DIRECTIONS FOR THIS TASK
Review the listing and copy each line that holds the word "sont".

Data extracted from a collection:
——

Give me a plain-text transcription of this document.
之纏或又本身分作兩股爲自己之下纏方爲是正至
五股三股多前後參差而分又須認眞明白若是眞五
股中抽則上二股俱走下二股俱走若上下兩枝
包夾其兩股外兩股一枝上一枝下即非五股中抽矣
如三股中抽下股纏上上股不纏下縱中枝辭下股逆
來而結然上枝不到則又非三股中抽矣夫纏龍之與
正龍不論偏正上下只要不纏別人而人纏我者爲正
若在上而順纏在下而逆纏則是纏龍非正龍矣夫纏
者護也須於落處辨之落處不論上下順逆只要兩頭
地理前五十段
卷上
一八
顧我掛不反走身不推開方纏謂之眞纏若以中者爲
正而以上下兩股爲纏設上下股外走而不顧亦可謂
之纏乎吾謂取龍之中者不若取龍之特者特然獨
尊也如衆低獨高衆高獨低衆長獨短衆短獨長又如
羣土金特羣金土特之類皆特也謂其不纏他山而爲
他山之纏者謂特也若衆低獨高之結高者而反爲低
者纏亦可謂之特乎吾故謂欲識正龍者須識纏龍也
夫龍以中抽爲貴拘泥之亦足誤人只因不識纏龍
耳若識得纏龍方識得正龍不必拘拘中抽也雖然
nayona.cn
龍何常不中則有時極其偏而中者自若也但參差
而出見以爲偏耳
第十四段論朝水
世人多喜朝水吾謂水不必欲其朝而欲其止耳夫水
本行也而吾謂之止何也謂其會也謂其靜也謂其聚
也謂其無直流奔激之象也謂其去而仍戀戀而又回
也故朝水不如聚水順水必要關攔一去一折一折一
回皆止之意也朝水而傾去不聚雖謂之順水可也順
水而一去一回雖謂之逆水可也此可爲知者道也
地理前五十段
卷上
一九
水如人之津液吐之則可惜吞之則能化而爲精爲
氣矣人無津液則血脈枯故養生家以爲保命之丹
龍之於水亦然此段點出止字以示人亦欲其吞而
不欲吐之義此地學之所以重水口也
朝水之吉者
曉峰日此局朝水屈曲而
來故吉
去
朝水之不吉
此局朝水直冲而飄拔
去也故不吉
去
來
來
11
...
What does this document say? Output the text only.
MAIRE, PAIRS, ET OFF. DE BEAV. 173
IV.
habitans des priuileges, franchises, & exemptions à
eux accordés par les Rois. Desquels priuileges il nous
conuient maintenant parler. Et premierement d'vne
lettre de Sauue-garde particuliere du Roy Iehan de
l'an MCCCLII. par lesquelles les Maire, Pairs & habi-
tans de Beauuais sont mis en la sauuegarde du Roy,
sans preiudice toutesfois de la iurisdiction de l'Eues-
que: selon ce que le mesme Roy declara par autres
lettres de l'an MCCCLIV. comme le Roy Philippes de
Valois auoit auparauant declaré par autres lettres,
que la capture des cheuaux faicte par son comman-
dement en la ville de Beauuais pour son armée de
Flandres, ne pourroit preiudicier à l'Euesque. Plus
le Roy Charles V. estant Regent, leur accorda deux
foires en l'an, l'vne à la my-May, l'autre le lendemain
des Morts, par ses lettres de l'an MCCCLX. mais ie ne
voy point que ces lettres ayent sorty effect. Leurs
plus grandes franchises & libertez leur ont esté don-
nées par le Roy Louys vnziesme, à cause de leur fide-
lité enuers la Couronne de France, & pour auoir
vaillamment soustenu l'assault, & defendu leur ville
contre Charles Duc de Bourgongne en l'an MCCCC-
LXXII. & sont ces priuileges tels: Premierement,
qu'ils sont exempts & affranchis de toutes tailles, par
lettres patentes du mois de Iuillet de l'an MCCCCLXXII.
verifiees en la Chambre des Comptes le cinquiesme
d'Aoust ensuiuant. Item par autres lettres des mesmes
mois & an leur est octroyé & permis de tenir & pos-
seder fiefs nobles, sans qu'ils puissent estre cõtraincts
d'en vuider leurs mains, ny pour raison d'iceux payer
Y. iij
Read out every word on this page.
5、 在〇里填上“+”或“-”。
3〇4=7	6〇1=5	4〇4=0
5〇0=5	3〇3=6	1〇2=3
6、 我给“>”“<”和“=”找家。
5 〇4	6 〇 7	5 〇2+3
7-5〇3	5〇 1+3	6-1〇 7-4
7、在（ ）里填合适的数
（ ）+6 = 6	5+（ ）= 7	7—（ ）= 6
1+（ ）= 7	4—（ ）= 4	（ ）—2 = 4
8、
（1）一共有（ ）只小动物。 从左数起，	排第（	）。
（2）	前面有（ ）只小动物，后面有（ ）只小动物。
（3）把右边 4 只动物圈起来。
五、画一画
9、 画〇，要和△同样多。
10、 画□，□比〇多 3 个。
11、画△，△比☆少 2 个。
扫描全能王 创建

——

RESULT OF THIS TASK
tans de Beauuais sont mis en la sauuegarde du Roy,
LXXII. & sont ces priuileges tels: Premierement,
qu'ils sont exempts & affranchis de toutes tailles, par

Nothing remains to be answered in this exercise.